• DESCRIPTION OF THE TASK
It is required that all of the data be written out exactly.

[Records from a data collection]
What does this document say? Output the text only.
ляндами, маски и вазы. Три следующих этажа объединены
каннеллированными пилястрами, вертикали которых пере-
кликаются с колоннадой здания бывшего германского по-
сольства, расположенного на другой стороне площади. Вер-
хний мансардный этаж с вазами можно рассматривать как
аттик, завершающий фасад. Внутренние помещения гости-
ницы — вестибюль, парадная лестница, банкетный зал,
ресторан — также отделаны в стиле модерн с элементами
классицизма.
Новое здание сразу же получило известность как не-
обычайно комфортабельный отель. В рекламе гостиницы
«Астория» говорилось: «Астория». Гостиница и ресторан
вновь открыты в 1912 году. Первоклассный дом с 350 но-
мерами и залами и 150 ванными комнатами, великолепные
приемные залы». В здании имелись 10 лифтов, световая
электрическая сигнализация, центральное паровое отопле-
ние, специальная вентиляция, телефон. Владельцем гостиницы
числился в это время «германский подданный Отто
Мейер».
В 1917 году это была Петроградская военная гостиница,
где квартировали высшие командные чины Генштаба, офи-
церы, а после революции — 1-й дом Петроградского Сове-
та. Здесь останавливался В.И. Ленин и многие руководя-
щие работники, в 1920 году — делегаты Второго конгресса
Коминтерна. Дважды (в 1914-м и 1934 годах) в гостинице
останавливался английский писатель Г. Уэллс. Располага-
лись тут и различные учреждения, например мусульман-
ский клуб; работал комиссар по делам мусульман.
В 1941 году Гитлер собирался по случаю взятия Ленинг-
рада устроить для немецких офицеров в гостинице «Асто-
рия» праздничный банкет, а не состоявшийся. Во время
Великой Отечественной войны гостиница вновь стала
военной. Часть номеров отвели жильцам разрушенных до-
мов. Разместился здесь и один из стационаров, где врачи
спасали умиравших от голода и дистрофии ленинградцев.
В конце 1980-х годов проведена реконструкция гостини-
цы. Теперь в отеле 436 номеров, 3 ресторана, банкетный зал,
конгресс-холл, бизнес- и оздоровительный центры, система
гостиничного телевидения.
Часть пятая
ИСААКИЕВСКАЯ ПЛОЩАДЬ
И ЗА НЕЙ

• FINAL RESULT
What does this document say? Output the text only.
ляндами, маски и вазы. Три следующих этажа объединены
каннеллированными пилястрами, вертикали которых пере-
кликаются с колоннадой здания бывшего германского по-
сольства, расположенного на другой стороне площади. Вер-
хний мансардный этаж с вазами можно рассматривать как
аттик, завершающий фасад. Внутренние помещения гости-
ницы — вестибюль, парадная лестница, банкетный зал,
ресторан — также отделаны в стиле модерн с элементами
классицизма.
Новое здание сразу же получило известность как не-
обычайно комфортабельный отель. В рекламе гостиницы
«Астория» говорилось: «Астория». Гостиница и ресторан
вновь открыты в 1912 году. Первоклассный дом с 350 но-
мерами и залами и 150 ванными комнатами, великолепные
приемные залы». В здании имелись 10 лифтов, световая
электрическая сигнализация, центральное паровое отопле-
ние, специальная вентиляция, телефон. Владельцем гостиницы
числился в это время «германский подданный Отто
Мейер».
В 1917 году это была Петроградская военная гостиница,
где квартировали высшие командные чины Генштаба, офи-
церы, а после революции — 1-й дом Петроградского Сове-
та. Здесь останавливался В.И. Ленин и многие руководя-
щие работники, в 1920 году — делегаты Второго конгресса
Коминтерна. Дважды (в 1914-м и 1934 годах) в гостинице
останавливался английский писатель Г. Уэллс. Располага-
лись тут и различные учреждения, например мусульман-
ский клуб; работал комиссар по делам мусульман.
В 1941 году Гитлер собирался по случаю взятия Ленинг-
рада устроить для немецких офицеров в гостинице «Асто-
рия» праздничный банкет, а не состоявшийся. Во время
Великой Отечественной войны гостиница вновь стала
военной. Часть номеров отвели жильцам разрушенных до-
мов. Разместился здесь и один из стационаров, где врачи
спасали умиравших от голода и дистрофии ленинградцев.
В конце 1980-х годов проведена реконструкция гостини-
цы. Теперь в отеле 436 номеров, 3 ресторана, банкетный зал,
конгресс-холл, бизнес- и оздоровительный центры, система
гостиничного телевидения.
Часть пятая
ИСААКИЕВСКАЯ ПЛОЩАДЬ
И ЗА НЕЙ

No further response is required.